■ **TASK DIRECTIONS**
Make an exact copy of the lines below.

──────────────────────────────

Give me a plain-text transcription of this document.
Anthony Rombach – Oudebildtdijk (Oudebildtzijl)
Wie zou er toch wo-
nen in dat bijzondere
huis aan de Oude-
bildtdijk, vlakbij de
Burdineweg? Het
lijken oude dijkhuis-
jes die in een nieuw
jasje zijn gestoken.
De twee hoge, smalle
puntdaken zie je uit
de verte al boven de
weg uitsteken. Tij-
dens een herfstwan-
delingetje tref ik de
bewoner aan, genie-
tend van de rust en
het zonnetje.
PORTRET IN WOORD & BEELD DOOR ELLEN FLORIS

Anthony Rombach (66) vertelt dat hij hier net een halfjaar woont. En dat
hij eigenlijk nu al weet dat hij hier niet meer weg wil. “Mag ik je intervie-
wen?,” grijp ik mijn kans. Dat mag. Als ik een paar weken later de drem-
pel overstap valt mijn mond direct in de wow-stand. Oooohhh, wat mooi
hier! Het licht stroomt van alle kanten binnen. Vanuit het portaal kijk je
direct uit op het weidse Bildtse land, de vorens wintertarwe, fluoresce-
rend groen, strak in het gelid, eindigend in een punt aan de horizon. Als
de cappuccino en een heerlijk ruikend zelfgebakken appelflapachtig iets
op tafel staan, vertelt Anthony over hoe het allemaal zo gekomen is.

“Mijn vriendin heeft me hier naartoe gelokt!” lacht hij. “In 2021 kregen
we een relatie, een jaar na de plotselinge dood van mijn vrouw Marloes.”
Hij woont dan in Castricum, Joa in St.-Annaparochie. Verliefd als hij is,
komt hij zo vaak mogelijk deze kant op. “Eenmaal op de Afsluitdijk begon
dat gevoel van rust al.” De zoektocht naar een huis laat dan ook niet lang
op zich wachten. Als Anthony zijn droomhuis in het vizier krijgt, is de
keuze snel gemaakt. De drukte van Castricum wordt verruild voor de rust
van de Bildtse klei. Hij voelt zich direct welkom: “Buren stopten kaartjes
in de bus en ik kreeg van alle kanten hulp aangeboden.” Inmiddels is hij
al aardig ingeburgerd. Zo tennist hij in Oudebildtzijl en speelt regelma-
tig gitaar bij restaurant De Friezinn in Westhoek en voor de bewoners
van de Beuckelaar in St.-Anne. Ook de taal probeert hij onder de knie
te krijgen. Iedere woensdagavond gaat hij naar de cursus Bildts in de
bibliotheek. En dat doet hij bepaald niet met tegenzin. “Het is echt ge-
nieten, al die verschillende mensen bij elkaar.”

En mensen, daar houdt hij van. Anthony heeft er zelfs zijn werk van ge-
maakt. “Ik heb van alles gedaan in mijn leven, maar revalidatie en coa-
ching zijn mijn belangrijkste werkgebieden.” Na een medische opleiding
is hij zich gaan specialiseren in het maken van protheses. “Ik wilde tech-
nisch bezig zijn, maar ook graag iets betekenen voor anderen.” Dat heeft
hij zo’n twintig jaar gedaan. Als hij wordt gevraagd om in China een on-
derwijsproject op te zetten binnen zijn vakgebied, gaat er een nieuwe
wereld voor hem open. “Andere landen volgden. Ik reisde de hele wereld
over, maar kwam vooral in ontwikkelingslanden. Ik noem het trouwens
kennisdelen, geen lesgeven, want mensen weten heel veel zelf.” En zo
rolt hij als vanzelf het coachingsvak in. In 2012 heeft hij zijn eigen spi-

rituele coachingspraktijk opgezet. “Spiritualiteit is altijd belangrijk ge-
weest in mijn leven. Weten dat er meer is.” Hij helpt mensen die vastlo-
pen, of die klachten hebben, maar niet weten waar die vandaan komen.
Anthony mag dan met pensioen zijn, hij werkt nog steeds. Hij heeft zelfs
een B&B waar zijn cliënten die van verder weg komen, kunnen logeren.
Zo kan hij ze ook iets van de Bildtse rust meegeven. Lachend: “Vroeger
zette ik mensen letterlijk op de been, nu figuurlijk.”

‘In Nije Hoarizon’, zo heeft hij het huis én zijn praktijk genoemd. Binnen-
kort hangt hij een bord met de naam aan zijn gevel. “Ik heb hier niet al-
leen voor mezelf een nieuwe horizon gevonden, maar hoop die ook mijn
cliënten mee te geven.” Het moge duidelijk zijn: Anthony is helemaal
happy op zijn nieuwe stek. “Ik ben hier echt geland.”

──────────────────────────────

■ **SOLUTION TO THE EXERCISE**
Give me a plain-text transcription of this document.
Anthony Rombach – Oudebildtdijk (Oudebildtzijl)
Wie zou er toch wo-
nen in dat bijzondere
huis aan de Oude-
bildtdijk, vlakbij de
Burdineweg? Het
lijken oude dijkhuis-
jes die in een nieuw
jasje zijn gestoken.
De twee hoge, smalle
puntdaken zie je uit
de verte al boven de
weg uitsteken. Tij-
dens een herfstwan-
delingetje tref ik de
bewoner aan, genie-
tend van de rust en
het zonnetje.
PORTRET IN WOORD & BEELD DOOR ELLEN FLORIS

Anthony Rombach (66) vertelt dat hij hier net een halfjaar woont. En dat
hij eigenlijk nu al weet dat hij hier niet meer weg wil. “Mag ik je intervie-
wen?,” grijp ik mijn kans. Dat mag. Als ik een paar weken later de drem-
pel overstap valt mijn mond direct in de wow-stand. Oooohhh, wat mooi
hier! Het licht stroomt van alle kanten binnen. Vanuit het portaal kijk je
direct uit op het weidse Bildtse land, de vorens wintertarwe, fluoresce-
rend groen, strak in het gelid, eindigend in een punt aan de horizon. Als
de cappuccino en een heerlijk ruikend zelfgebakken appelflapachtig iets
op tafel staan, vertelt Anthony over hoe het allemaal zo gekomen is.

“Mijn vriendin heeft me hier naartoe gelokt!” lacht hij. “In 2021 kregen
we een relatie, een jaar na de plotselinge dood van mijn vrouw Marloes.”
Hij woont dan in Castricum, Joa in St.-Annaparochie. Verliefd als hij is,
komt hij zo vaak mogelijk deze kant op. “Eenmaal op de Afsluitdijk begon
dat gevoel van rust al.” De zoektocht naar een huis laat dan ook niet lang
op zich wachten. Als Anthony zijn droomhuis in het vizier krijgt, is de
keuze snel gemaakt. De drukte van Castricum wordt verruild voor de rust
van de Bildtse klei. Hij voelt zich direct welkom: “Buren stopten kaartjes
in de bus en ik kreeg van alle kanten hulp aangeboden.” Inmiddels is hij
al aardig ingeburgerd. Zo tennist hij in Oudebildtzijl en speelt regelma-
tig gitaar bij restaurant De Friezinn in Westhoek en voor de bewoners
van de Beuckelaar in St.-Anne. Ook de taal probeert hij onder de knie
te krijgen. Iedere woensdagavond gaat hij naar de cursus Bildts in de
bibliotheek. En dat doet hij bepaald niet met tegenzin. “Het is echt ge-
nieten, al die verschillende mensen bij elkaar.”

En mensen, daar houdt hij van. Anthony heeft er zelfs zijn werk van ge-
maakt. “Ik heb van alles gedaan in mijn leven, maar revalidatie en coa-
ching zijn mijn belangrijkste werkgebieden.” Na een medische opleiding
is hij zich gaan specialiseren in het maken van protheses. “Ik wilde tech-
nisch bezig zijn, maar ook graag iets betekenen voor anderen.” Dat heeft
hij zo’n twintig jaar gedaan. Als hij wordt gevraagd om in China een on-
derwijsproject op te zetten binnen zijn vakgebied, gaat er een nieuwe
wereld voor hem open. “Andere landen volgden. Ik reisde de hele wereld
over, maar kwam vooral in ontwikkelingslanden. Ik noem het trouwens
kennisdelen, geen lesgeven, want mensen weten heel veel zelf.” En zo
rolt hij als vanzelf het coachingsvak in. In 2012 heeft hij zijn eigen spi-

rituele coachingspraktijk opgezet. “Spiritualiteit is altijd belangrijk ge-
weest in mijn leven. Weten dat er meer is.” Hij helpt mensen die vastlo-
pen, of die klachten hebben, maar niet weten waar die vandaan komen.
Anthony mag dan met pensioen zijn, hij werkt nog steeds. Hij heeft zelfs
een B&B waar zijn cliënten die van verder weg komen, kunnen logeren.
Zo kan hij ze ook iets van de Bildtse rust meegeven. Lachend: “Vroeger
zette ik mensen letterlijk op de been, nu figuurlijk.”

‘In Nije Hoarizon’, zo heeft hij het huis én zijn praktijk genoemd. Binnen-
kort hangt hij een bord met de naam aan zijn gevel. “Ik heb hier niet al-
leen voor mezelf een nieuwe horizon gevonden, maar hoop die ook mijn
cliënten mee te geven.” Het moge duidelijk zijn: Anthony is helemaal
happy op zijn nieuwe stek. “Ik ben hier echt geland.”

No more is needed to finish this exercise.